Given exercise
Work through the data line by line, gathering every line that has the word "giỡn".

Data for the task

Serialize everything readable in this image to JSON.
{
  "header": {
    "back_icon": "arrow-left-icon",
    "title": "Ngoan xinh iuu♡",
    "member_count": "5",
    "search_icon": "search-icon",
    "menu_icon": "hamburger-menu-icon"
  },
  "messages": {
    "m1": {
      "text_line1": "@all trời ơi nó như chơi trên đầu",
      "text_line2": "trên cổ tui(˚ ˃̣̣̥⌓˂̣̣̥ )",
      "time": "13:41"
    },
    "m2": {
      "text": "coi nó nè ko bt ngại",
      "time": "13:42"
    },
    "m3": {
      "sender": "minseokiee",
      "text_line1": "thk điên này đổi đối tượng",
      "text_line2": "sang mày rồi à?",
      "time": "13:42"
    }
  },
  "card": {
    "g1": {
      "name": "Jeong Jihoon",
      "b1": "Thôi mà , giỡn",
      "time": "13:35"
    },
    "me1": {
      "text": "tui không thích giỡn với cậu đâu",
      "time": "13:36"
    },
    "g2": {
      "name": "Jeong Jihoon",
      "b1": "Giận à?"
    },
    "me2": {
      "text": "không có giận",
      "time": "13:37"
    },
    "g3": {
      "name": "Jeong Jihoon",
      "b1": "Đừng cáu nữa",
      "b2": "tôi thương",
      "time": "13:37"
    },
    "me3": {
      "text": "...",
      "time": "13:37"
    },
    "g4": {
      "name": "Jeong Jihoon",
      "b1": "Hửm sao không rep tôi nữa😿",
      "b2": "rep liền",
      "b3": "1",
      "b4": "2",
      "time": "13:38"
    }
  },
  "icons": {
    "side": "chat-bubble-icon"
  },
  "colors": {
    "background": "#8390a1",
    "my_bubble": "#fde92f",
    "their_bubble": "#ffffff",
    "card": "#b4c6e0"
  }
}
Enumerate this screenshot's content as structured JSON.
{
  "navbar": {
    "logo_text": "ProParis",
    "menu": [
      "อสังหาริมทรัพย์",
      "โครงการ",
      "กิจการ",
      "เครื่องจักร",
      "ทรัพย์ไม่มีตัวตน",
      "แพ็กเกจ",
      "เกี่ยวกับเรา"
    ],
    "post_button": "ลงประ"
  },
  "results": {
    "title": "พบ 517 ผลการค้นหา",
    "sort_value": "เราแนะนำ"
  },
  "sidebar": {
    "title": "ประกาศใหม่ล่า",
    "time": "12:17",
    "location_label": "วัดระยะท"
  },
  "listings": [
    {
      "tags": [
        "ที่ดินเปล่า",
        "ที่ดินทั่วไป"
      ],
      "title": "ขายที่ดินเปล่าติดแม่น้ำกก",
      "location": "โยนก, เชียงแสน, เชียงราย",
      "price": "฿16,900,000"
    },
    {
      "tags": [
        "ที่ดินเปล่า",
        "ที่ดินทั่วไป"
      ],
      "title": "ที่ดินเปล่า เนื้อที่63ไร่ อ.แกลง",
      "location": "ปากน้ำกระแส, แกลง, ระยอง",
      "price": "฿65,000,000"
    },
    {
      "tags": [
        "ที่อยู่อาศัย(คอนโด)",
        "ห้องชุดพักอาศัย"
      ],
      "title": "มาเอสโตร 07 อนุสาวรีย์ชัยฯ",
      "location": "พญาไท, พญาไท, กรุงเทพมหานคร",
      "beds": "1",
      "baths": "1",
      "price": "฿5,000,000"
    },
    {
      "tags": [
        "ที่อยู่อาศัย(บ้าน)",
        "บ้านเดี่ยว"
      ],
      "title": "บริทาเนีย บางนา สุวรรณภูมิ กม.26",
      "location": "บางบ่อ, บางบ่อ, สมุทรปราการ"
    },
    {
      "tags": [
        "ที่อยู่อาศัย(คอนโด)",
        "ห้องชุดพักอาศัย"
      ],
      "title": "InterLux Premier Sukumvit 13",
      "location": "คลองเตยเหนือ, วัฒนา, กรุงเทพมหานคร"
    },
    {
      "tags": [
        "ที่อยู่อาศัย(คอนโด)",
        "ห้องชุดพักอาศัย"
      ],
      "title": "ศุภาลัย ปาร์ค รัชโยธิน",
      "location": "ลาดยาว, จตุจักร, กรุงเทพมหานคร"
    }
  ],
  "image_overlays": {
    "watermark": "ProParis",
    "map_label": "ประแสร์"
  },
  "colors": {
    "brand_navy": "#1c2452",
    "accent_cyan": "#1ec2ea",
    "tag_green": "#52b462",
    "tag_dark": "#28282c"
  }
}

Written solution
      "b1": "Thôi mà , giỡn",
      "text": "tui không thích giỡn với cậu đâu",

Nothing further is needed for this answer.